# Aim:
Compile every line that includes the word "JSON".

# Entries taken from a collection:
+--

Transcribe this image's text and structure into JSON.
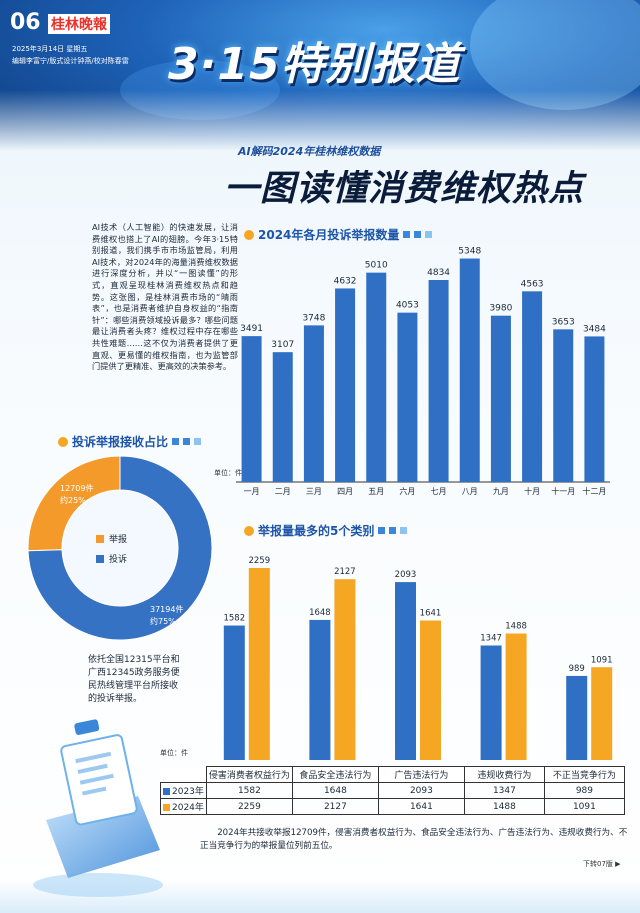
{
  "header": {
    "page_no": "06",
    "paper_name": "桂林晚報",
    "issue_date": "2025年3月14日 星期五",
    "staff": "编辑李富宁/版式设计钟燕/校对陈春雷",
    "special_title": "3·15特别报道"
  },
  "article": {
    "kicker": "AI解码2024年桂林维权数据",
    "headline": "一图读懂消费维权热点",
    "intro": "AI技术（人工智能）的快速发展，让消费维权也搭上了AI的翅膀。今年3·15特别报道，我们携手市市场监管局，利用AI技术，对2024年的海量消费维权数据进行深度分析，并以“一图读懂”的形式，直观呈现桂林消费维权热点和趋势。这张图，是桂林消费市场的“晴雨表”，也是消费者维护自身权益的“指南针”：哪些消费领域投诉最多？哪些问题最让消费者头疼？维权过程中存在哪些共性难题……这不仅为消费者提供了更直观、更易懂的维权指南，也为监管部门提供了更精准、更高效的决策参考。",
    "summary": "2024年共接收举报12709件，侵害消费者权益行为、食品安全违法行为、广告违法行为、违规收费行为、不正当竞争行为的举报量位列前五位。",
    "jump": "下转07版"
  },
  "colors": {
    "bar_blue": "#2f6fc4",
    "bar_orange": "#f5a623",
    "pie_report": "#f39a2b",
    "pie_complaint": "#3572c4",
    "accent": "#1e55a8"
  },
  "monthly": {
    "section_title": "2024年各月投诉举报数量",
    "unit": "单位：件"
  },
  "pie": {
    "section_title": "投诉举报接收占比",
    "legend_report": "举报",
    "legend_complaint": "投诉",
    "label_report_count": "12709件",
    "label_report_pct": "约25%",
    "label_complaint_count": "37194件",
    "label_complaint_pct": "约75%",
    "note": "依托全国12315平台和广西12345政务服务便民热线管理平台所接收的投诉举报。"
  },
  "categories": {
    "section_title": "举报量最多的5个类别",
    "unit": "单位：件",
    "row_label_2023": "2023年",
    "row_label_2024": "2024年"
  },
  "chart_data": [
    {
      "type": "bar",
      "title": "2024年各月投诉举报数量",
      "ylabel": "单位：件",
      "categories": [
        "一月",
        "二月",
        "三月",
        "四月",
        "五月",
        "六月",
        "七月",
        "八月",
        "九月",
        "十月",
        "十一月",
        "十二月"
      ],
      "values": [
        3491,
        3107,
        3748,
        4632,
        5010,
        4053,
        4834,
        5348,
        3980,
        4563,
        3653,
        3484
      ],
      "ylim": [
        0,
        5600
      ]
    },
    {
      "type": "pie",
      "title": "投诉举报接收占比",
      "categories": [
        "举报",
        "投诉"
      ],
      "values": [
        12709,
        37194
      ],
      "percent": [
        25,
        75
      ]
    },
    {
      "type": "bar",
      "title": "举报量最多的5个类别",
      "ylabel": "单位：件",
      "categories": [
        "侵害消费者权益行为",
        "食品安全违法行为",
        "广告违法行为",
        "违规收费行为",
        "不正当竞争行为"
      ],
      "series": [
        {
          "name": "2023年",
          "values": [
            1582,
            1648,
            2093,
            1347,
            989
          ]
        },
        {
          "name": "2024年",
          "values": [
            2259,
            2127,
            1641,
            1488,
            1091
          ]
        }
      ],
      "ylim": [
        0,
        2400
      ]
    }
  ]
}
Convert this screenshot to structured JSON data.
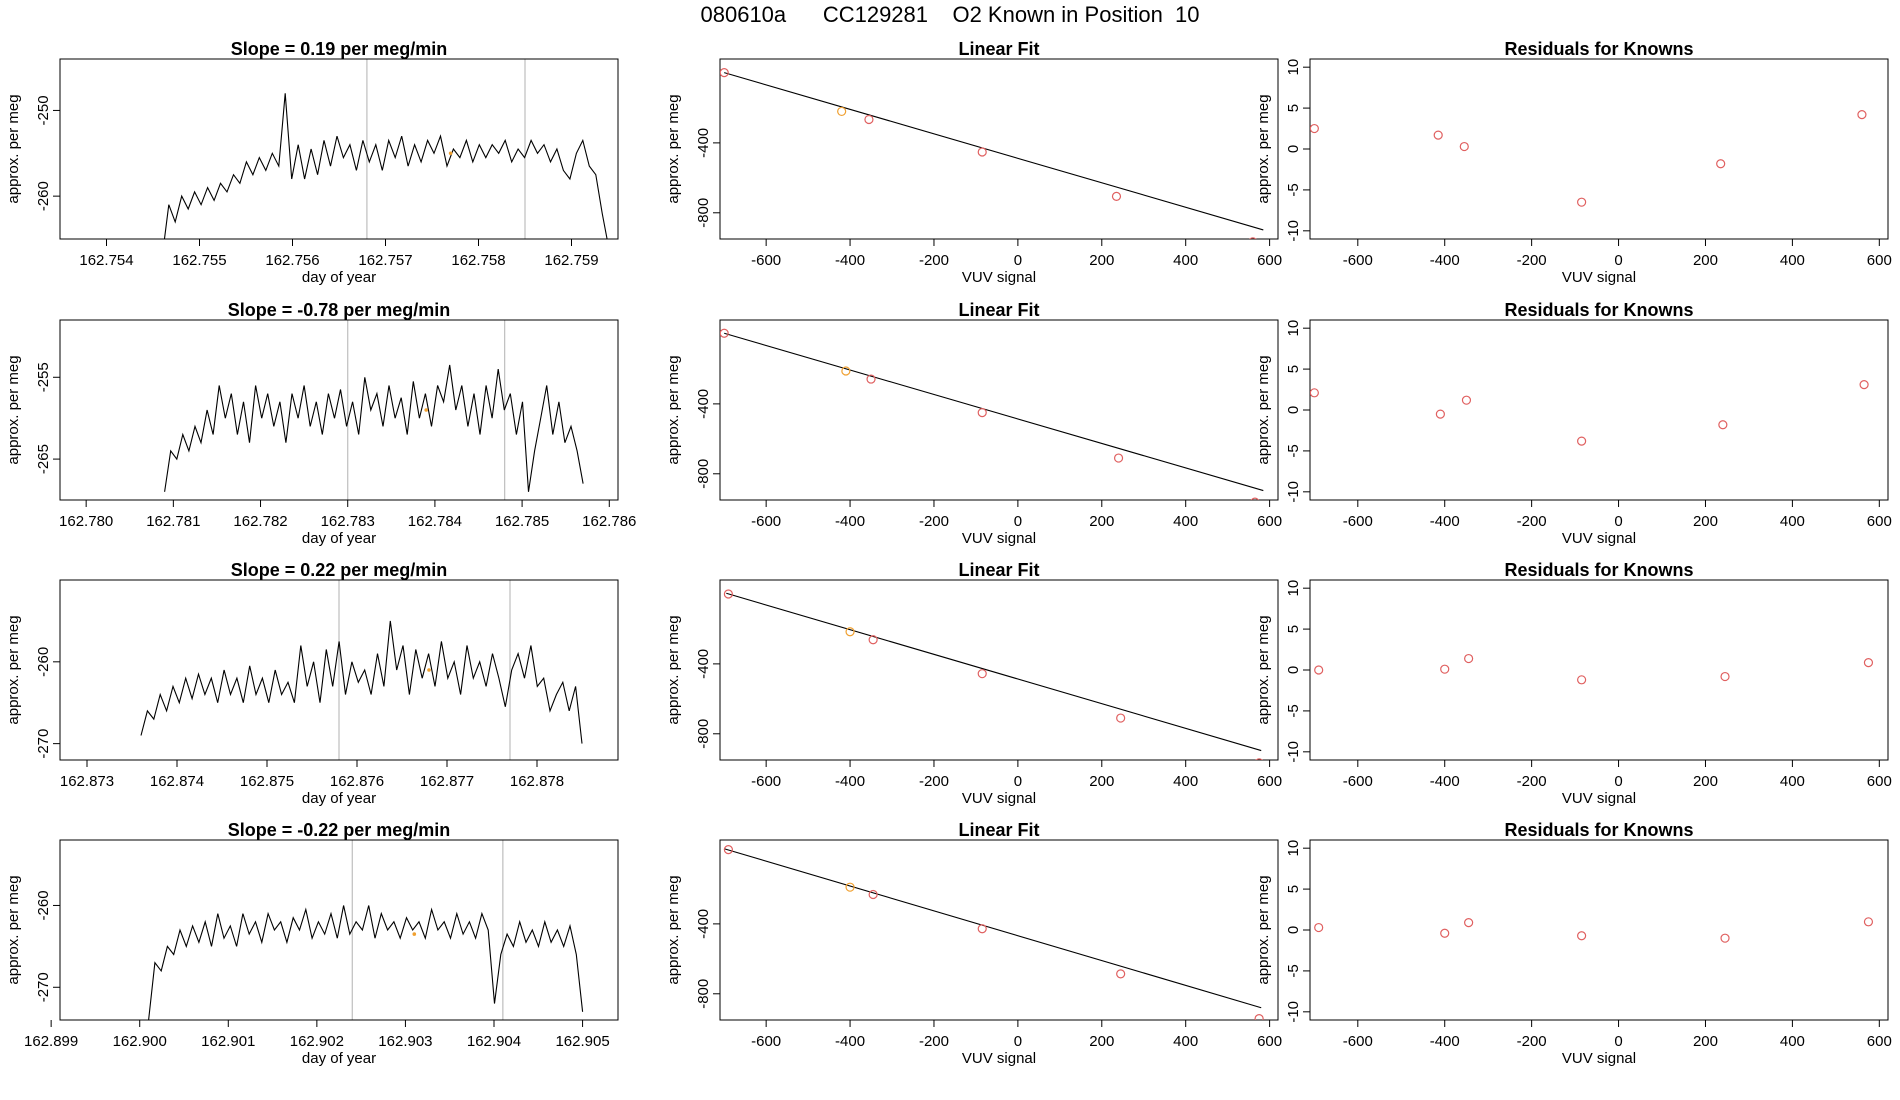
{
  "title": "080610a      CC129281    O2 Known in Position  10",
  "colors": {
    "line": "#000000",
    "vline": "#bebebe",
    "point": "#e06060",
    "highlight": "#f0a030",
    "axis": "#000000"
  },
  "chart_data": [
    {
      "type": "line",
      "title": "Slope =  0.19  per meg/min",
      "xlabel": "day of year",
      "ylabel": "approx. per meg",
      "xlim": [
        162.7535,
        162.7595
      ],
      "ylim": [
        -265,
        -244
      ],
      "xticks": [
        162.754,
        162.755,
        162.756,
        162.757,
        162.758,
        162.759
      ],
      "xtick_labels": [
        "162.754",
        "162.755",
        "162.756",
        "162.757",
        "162.758",
        "162.759"
      ],
      "yticks": [
        -250,
        -260
      ],
      "ytick_labels": [
        "-250",
        "-260"
      ],
      "vlines": [
        162.7568,
        162.7585
      ],
      "x_start": 162.7546,
      "x_end": 162.7594,
      "y": [
        -267,
        -261,
        -263,
        -260,
        -261.5,
        -259.5,
        -261,
        -259,
        -260.5,
        -258.5,
        -259.5,
        -257.5,
        -258.5,
        -256,
        -257.5,
        -255.5,
        -257,
        -255,
        -256.5,
        -248,
        -258,
        -254,
        -258,
        -254.5,
        -257.5,
        -253.5,
        -256.5,
        -253,
        -255.5,
        -254,
        -257,
        -253.5,
        -256,
        -254,
        -257,
        -253.5,
        -255.5,
        -253,
        -256.5,
        -254,
        -256,
        -253.5,
        -255,
        -253,
        -256.5,
        -254.5,
        -255.5,
        -253.5,
        -256,
        -254,
        -255.5,
        -254,
        -255,
        -253.5,
        -256,
        -254.5,
        -255.5,
        -253.5,
        -255,
        -254,
        -256,
        -254.5,
        -257,
        -258,
        -255,
        -253.5,
        -256.5,
        -257.5,
        -262,
        -266
      ],
      "highlight_point": {
        "x": 162.7577,
        "y": -255
      }
    },
    {
      "type": "line",
      "title": "Slope =  -0.78  per meg/min",
      "xlabel": "day of year",
      "ylabel": "approx. per meg",
      "xlim": [
        162.7797,
        162.7861
      ],
      "ylim": [
        -270,
        -248
      ],
      "xticks": [
        162.78,
        162.781,
        162.782,
        162.783,
        162.784,
        162.785,
        162.786
      ],
      "xtick_labels": [
        "162.780",
        "162.781",
        "162.782",
        "162.783",
        "162.784",
        "162.785",
        "162.786"
      ],
      "yticks": [
        -255,
        -265
      ],
      "ytick_labels": [
        "-255",
        "-265"
      ],
      "vlines": [
        162.783,
        162.7848
      ],
      "x_start": 162.7809,
      "x_end": 162.7857,
      "y": [
        -269,
        -264,
        -265,
        -262,
        -264,
        -261,
        -263,
        -259,
        -262,
        -256,
        -260,
        -257,
        -262,
        -258,
        -263,
        -256,
        -260,
        -257,
        -261,
        -258,
        -263,
        -257,
        -260,
        -256,
        -261,
        -258,
        -262,
        -257,
        -260,
        -256.5,
        -261,
        -258,
        -262,
        -255,
        -259,
        -257,
        -261,
        -256,
        -260,
        -257.5,
        -262,
        -255.5,
        -260,
        -257,
        -261,
        -256,
        -258,
        -253.5,
        -259,
        -256,
        -261,
        -257,
        -262,
        -256,
        -260,
        -254,
        -259,
        -257,
        -262,
        -258,
        -269,
        -264,
        -260,
        -256,
        -262,
        -258,
        -263,
        -261,
        -264,
        -268
      ],
      "highlight_point": {
        "x": 162.7839,
        "y": -259
      }
    },
    {
      "type": "line",
      "title": "Slope =  0.22  per meg/min",
      "xlabel": "day of year",
      "ylabel": "approx. per meg",
      "xlim": [
        162.8727,
        162.8789
      ],
      "ylim": [
        -272,
        -250
      ],
      "xticks": [
        162.873,
        162.874,
        162.875,
        162.876,
        162.877,
        162.878
      ],
      "xtick_labels": [
        "162.873",
        "162.874",
        "162.875",
        "162.876",
        "162.877",
        "162.878"
      ],
      "yticks": [
        -260,
        -270
      ],
      "ytick_labels": [
        "-260",
        "-270"
      ],
      "vlines": [
        162.8758,
        162.8777
      ],
      "x_start": 162.8736,
      "x_end": 162.8785,
      "y": [
        -269,
        -266,
        -267,
        -264,
        -266,
        -263,
        -265,
        -262,
        -264.5,
        -261.5,
        -264,
        -262,
        -265,
        -261,
        -264,
        -262,
        -265,
        -260.5,
        -264,
        -262,
        -265,
        -261,
        -264,
        -262.5,
        -265,
        -258,
        -263,
        -260,
        -265,
        -258.5,
        -263,
        -257.5,
        -264,
        -260,
        -262.5,
        -261,
        -264,
        -259,
        -263,
        -255,
        -261,
        -258,
        -264,
        -258.5,
        -262,
        -259,
        -263,
        -257.5,
        -262,
        -260,
        -264,
        -258,
        -262,
        -260,
        -263,
        -259,
        -262,
        -265.5,
        -261,
        -259,
        -262,
        -258,
        -263,
        -262,
        -266,
        -264,
        -262.5,
        -266,
        -263,
        -270
      ],
      "highlight_point": {
        "x": 162.8768,
        "y": -261
      }
    },
    {
      "type": "line",
      "title": "Slope =  -0.22  per meg/min",
      "xlabel": "day of year",
      "ylabel": "approx. per meg",
      "xlim": [
        162.8991,
        162.9054
      ],
      "ylim": [
        -274,
        -252
      ],
      "xticks": [
        162.899,
        162.9,
        162.901,
        162.902,
        162.903,
        162.904,
        162.905
      ],
      "xtick_labels": [
        "162.899",
        "162.900",
        "162.901",
        "162.902",
        "162.903",
        "162.904",
        "162.905"
      ],
      "yticks": [
        -260,
        -270
      ],
      "ytick_labels": [
        "-260",
        "-270"
      ],
      "vlines": [
        162.9024,
        162.9041
      ],
      "x_start": 162.9001,
      "x_end": 162.905,
      "y": [
        -274,
        -267,
        -268,
        -265,
        -266,
        -263,
        -265,
        -262.5,
        -264.5,
        -262,
        -265,
        -261,
        -264,
        -262.5,
        -265,
        -261,
        -263.5,
        -262,
        -264.5,
        -261,
        -263,
        -262,
        -264.5,
        -261.5,
        -263,
        -260.5,
        -264,
        -262,
        -263.5,
        -261,
        -264,
        -260,
        -263.5,
        -262,
        -263,
        -260,
        -264,
        -261,
        -263,
        -262,
        -264,
        -261.5,
        -263,
        -262,
        -264,
        -260.5,
        -263,
        -262,
        -264,
        -261,
        -263.5,
        -262,
        -264,
        -261,
        -263,
        -272,
        -266,
        -263.5,
        -265,
        -262,
        -264.5,
        -263,
        -265,
        -262,
        -264.5,
        -263,
        -265,
        -262.5,
        -266,
        -273
      ],
      "highlight_point": {
        "x": 162.9031,
        "y": -263.5
      }
    },
    {
      "type": "scatter",
      "title": "Linear Fit",
      "xlabel": "VUV signal",
      "ylabel": "approx. per meg",
      "xlim": [
        -710,
        620
      ],
      "ylim": [
        -950,
        80
      ],
      "xticks": [
        -600,
        -400,
        -200,
        0,
        200,
        400,
        600
      ],
      "xtick_labels": [
        "-600",
        "-400",
        "-200",
        "0",
        "200",
        "400",
        "600"
      ],
      "yticks": [
        -400,
        -800
      ],
      "ytick_labels": [
        "-400",
        "-800"
      ],
      "fit_line": [
        [
          -700,
          2
        ],
        [
          585,
          -898
        ]
      ],
      "points": [
        [
          -700,
          2
        ],
        [
          -420,
          -220
        ],
        [
          -355,
          -266
        ],
        [
          -85,
          -452
        ],
        [
          235,
          -706
        ],
        [
          560,
          -966
        ]
      ],
      "highlight_index": 1
    },
    {
      "type": "scatter",
      "title": "Linear Fit",
      "xlabel": "VUV signal",
      "ylabel": "approx. per meg",
      "xlim": [
        -710,
        620
      ],
      "ylim": [
        -950,
        80
      ],
      "xticks": [
        -600,
        -400,
        -200,
        0,
        200,
        400,
        600
      ],
      "xtick_labels": [
        "-600",
        "-400",
        "-200",
        "0",
        "200",
        "400",
        "600"
      ],
      "yticks": [
        -400,
        -800
      ],
      "ytick_labels": [
        "-400",
        "-800"
      ],
      "fit_line": [
        [
          -700,
          4
        ],
        [
          585,
          -896
        ]
      ],
      "points": [
        [
          -700,
          4
        ],
        [
          -410,
          -212
        ],
        [
          -350,
          -258
        ],
        [
          -85,
          -450
        ],
        [
          240,
          -710
        ],
        [
          565,
          -962
        ]
      ],
      "highlight_index": 1
    },
    {
      "type": "scatter",
      "title": "Linear Fit",
      "xlabel": "VUV signal",
      "ylabel": "approx. per meg",
      "xlim": [
        -710,
        620
      ],
      "ylim": [
        -950,
        80
      ],
      "xticks": [
        -600,
        -400,
        -200,
        0,
        200,
        400,
        600
      ],
      "xtick_labels": [
        "-600",
        "-400",
        "-200",
        "0",
        "200",
        "400",
        "600"
      ],
      "yticks": [
        -400,
        -800
      ],
      "ytick_labels": [
        "-400",
        "-800"
      ],
      "fit_line": [
        [
          -695,
          4
        ],
        [
          580,
          -896
        ]
      ],
      "points": [
        [
          -690,
          0
        ],
        [
          -400,
          -216
        ],
        [
          -345,
          -262
        ],
        [
          -85,
          -456
        ],
        [
          245,
          -710
        ],
        [
          575,
          -966
        ]
      ],
      "highlight_index": 1
    },
    {
      "type": "scatter",
      "title": "Linear Fit",
      "xlabel": "VUV signal",
      "ylabel": "approx. per meg",
      "xlim": [
        -710,
        620
      ],
      "ylim": [
        -950,
        80
      ],
      "xticks": [
        -600,
        -400,
        -200,
        0,
        200,
        400,
        600
      ],
      "xtick_labels": [
        "-600",
        "-400",
        "-200",
        "0",
        "200",
        "400",
        "600"
      ],
      "yticks": [
        -400,
        -800
      ],
      "ytick_labels": [
        "-400",
        "-800"
      ],
      "fit_line": [
        [
          -700,
          30
        ],
        [
          580,
          -880
        ]
      ],
      "points": [
        [
          -690,
          25
        ],
        [
          -400,
          -190
        ],
        [
          -345,
          -232
        ],
        [
          -85,
          -428
        ],
        [
          245,
          -686
        ],
        [
          575,
          -942
        ]
      ],
      "highlight_index": 1
    },
    {
      "type": "scatter",
      "title": "Residuals for Knowns",
      "xlabel": "VUV signal",
      "ylabel": "approx. per meg",
      "xlim": [
        -710,
        620
      ],
      "ylim": [
        -11,
        11
      ],
      "xticks": [
        -600,
        -400,
        -200,
        0,
        200,
        400,
        600
      ],
      "xtick_labels": [
        "-600",
        "-400",
        "-200",
        "0",
        "200",
        "400",
        "600"
      ],
      "yticks": [
        10,
        5,
        0,
        -5,
        -10
      ],
      "ytick_labels": [
        "10",
        "5",
        "0",
        "-5",
        "-10"
      ],
      "points": [
        [
          -700,
          2.5
        ],
        [
          -415,
          1.7
        ],
        [
          -355,
          0.3
        ],
        [
          -85,
          -6.5
        ],
        [
          235,
          -1.8
        ],
        [
          560,
          4.2
        ]
      ]
    },
    {
      "type": "scatter",
      "title": "Residuals for Knowns",
      "xlabel": "VUV signal",
      "ylabel": "approx. per meg",
      "xlim": [
        -710,
        620
      ],
      "ylim": [
        -11,
        11
      ],
      "xticks": [
        -600,
        -400,
        -200,
        0,
        200,
        400,
        600
      ],
      "xtick_labels": [
        "-600",
        "-400",
        "-200",
        "0",
        "200",
        "400",
        "600"
      ],
      "yticks": [
        10,
        5,
        0,
        -5,
        -10
      ],
      "ytick_labels": [
        "10",
        "5",
        "0",
        "-5",
        "-10"
      ],
      "points": [
        [
          -700,
          2.1
        ],
        [
          -410,
          -0.5
        ],
        [
          -350,
          1.2
        ],
        [
          -85,
          -3.8
        ],
        [
          240,
          -1.8
        ],
        [
          565,
          3.1
        ]
      ]
    },
    {
      "type": "scatter",
      "title": "Residuals for Knowns",
      "xlabel": "VUV signal",
      "ylabel": "approx. per meg",
      "xlim": [
        -710,
        620
      ],
      "ylim": [
        -11,
        11
      ],
      "xticks": [
        -600,
        -400,
        -200,
        0,
        200,
        400,
        600
      ],
      "xtick_labels": [
        "-600",
        "-400",
        "-200",
        "0",
        "200",
        "400",
        "600"
      ],
      "yticks": [
        10,
        5,
        0,
        -5,
        -10
      ],
      "ytick_labels": [
        "10",
        "5",
        "0",
        "-5",
        "-10"
      ],
      "points": [
        [
          -690,
          0
        ],
        [
          -400,
          0.1
        ],
        [
          -345,
          1.4
        ],
        [
          -85,
          -1.2
        ],
        [
          245,
          -0.8
        ],
        [
          575,
          0.9
        ]
      ]
    },
    {
      "type": "scatter",
      "title": "Residuals for Knowns",
      "xlabel": "VUV signal",
      "ylabel": "approx. per meg",
      "xlim": [
        -710,
        620
      ],
      "ylim": [
        -11,
        11
      ],
      "xticks": [
        -600,
        -400,
        -200,
        0,
        200,
        400,
        600
      ],
      "xtick_labels": [
        "-600",
        "-400",
        "-200",
        "0",
        "200",
        "400",
        "600"
      ],
      "yticks": [
        10,
        5,
        0,
        -5,
        -10
      ],
      "ytick_labels": [
        "10",
        "5",
        "0",
        "-5",
        "-10"
      ],
      "points": [
        [
          -690,
          0.3
        ],
        [
          -400,
          -0.4
        ],
        [
          -345,
          0.9
        ],
        [
          -85,
          -0.7
        ],
        [
          245,
          -1
        ],
        [
          575,
          1
        ]
      ]
    }
  ]
}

+--

# Result of this task:
Transcribe this image's text and structure into JSON.
Convert this screenshot to structured JSON data.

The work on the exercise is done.